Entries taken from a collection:
================================

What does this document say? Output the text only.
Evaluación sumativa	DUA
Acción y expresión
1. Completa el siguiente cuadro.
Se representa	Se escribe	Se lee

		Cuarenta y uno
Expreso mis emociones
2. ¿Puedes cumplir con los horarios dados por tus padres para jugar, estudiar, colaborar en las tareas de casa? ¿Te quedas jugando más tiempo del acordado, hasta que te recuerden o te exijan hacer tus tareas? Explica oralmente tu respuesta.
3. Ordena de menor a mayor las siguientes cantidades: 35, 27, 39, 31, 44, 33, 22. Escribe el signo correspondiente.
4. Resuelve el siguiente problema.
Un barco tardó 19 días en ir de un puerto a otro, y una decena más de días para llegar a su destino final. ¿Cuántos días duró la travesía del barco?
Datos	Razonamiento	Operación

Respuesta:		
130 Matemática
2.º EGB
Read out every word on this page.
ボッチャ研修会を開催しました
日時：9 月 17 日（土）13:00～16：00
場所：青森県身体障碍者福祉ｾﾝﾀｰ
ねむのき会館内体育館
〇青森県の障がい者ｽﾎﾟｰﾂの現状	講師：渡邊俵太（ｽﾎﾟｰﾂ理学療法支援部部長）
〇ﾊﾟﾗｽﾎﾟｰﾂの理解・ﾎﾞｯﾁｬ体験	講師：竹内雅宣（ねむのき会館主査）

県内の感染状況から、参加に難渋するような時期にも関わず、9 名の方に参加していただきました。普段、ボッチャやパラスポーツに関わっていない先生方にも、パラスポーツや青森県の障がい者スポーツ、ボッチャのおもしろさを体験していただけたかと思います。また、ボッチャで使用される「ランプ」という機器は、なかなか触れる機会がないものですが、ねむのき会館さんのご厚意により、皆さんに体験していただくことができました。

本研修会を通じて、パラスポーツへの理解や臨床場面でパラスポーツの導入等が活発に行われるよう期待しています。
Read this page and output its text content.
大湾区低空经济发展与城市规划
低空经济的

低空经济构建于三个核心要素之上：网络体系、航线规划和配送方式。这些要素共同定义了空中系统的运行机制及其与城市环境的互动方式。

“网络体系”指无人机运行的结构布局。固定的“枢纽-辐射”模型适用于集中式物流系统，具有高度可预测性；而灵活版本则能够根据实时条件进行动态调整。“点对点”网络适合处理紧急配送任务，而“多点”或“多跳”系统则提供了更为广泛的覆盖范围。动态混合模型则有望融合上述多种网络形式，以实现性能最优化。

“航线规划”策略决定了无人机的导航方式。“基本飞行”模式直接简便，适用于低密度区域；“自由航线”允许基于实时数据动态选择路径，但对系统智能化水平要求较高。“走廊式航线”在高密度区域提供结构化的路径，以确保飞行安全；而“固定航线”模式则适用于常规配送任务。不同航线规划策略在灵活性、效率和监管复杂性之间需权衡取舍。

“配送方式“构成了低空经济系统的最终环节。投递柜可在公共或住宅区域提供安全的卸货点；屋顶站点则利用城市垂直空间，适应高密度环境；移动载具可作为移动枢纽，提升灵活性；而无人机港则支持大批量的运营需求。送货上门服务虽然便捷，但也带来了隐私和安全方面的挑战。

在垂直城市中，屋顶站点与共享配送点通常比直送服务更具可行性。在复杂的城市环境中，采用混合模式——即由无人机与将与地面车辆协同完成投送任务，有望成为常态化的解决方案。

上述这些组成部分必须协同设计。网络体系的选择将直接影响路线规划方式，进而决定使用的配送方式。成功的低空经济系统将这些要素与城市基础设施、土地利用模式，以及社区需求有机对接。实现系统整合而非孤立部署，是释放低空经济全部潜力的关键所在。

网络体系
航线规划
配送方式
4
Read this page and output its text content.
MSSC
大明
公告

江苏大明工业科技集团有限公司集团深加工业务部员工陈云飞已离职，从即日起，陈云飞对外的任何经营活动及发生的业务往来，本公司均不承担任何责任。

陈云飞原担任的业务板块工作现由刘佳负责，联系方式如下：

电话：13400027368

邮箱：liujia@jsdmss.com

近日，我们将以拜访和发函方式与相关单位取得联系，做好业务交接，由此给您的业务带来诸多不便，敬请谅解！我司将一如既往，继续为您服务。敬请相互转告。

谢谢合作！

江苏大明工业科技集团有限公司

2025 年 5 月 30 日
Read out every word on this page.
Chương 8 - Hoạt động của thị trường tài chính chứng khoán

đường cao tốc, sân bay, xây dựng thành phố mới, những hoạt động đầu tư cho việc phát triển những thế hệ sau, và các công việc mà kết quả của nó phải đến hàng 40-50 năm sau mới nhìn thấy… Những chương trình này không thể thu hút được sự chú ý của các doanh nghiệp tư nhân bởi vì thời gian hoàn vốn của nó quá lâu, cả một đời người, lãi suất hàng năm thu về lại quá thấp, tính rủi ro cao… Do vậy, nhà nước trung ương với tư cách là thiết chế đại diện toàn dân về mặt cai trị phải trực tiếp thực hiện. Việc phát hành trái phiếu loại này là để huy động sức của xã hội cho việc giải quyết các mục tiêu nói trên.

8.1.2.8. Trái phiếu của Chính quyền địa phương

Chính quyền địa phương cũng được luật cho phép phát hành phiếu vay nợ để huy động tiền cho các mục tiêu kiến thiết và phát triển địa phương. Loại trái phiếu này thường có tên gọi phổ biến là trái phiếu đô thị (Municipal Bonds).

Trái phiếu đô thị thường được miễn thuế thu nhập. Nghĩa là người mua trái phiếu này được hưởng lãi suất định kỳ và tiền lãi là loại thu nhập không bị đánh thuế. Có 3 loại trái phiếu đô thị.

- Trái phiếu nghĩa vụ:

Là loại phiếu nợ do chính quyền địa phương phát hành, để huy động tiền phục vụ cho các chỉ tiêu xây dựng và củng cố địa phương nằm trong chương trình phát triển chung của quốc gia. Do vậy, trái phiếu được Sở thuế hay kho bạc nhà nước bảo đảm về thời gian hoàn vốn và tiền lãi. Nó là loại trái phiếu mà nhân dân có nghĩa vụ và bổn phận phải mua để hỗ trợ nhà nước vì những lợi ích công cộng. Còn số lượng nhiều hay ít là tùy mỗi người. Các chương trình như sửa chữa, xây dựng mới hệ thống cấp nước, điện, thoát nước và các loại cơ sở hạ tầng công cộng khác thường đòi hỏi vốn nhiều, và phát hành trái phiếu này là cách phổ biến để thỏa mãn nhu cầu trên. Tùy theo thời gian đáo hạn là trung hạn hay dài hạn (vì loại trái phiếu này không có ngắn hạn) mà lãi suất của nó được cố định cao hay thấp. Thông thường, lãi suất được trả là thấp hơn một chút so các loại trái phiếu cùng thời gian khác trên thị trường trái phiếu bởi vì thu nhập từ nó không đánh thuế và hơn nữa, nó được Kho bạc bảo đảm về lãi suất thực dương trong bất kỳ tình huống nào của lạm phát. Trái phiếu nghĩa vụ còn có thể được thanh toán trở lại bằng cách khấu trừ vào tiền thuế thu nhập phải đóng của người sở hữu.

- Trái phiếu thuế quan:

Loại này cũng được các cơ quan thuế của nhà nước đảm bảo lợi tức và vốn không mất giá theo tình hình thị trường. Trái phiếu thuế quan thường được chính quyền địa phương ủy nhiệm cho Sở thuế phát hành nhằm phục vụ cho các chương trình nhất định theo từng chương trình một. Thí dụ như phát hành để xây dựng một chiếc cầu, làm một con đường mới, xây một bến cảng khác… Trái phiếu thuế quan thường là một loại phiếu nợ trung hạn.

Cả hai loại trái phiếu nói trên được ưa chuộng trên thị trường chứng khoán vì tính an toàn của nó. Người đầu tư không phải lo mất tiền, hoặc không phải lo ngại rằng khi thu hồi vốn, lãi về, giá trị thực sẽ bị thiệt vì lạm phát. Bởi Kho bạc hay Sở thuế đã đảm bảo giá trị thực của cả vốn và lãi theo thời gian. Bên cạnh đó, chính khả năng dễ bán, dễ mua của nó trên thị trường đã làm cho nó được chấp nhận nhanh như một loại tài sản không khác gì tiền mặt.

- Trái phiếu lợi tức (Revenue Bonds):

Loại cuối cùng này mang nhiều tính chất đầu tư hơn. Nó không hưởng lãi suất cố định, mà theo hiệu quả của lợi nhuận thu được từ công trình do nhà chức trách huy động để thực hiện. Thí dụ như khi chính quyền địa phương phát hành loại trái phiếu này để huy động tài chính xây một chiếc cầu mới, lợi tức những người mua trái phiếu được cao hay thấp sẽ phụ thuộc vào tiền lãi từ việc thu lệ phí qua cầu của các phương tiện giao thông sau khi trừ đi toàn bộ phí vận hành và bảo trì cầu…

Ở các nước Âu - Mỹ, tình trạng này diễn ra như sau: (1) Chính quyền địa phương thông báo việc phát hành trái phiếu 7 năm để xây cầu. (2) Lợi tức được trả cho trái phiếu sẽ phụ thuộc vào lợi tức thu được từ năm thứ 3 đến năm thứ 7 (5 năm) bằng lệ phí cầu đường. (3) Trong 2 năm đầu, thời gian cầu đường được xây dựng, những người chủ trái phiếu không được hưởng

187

================================

(PROBLEM REQUIREMENTS): Copy every line of the data that holds the string "Bonds".

(THE COMPLETED TASK):
Chính quyền địa phương cũng được luật cho phép phát hành phiếu vay nợ để huy động tiền cho các mục tiêu kiến thiết và phát triển địa phương. Loại trái phiếu này thường có tên gọi phổ biến là trái phiếu đô thị (Municipal Bonds).
- Trái phiếu lợi tức (Revenue Bonds):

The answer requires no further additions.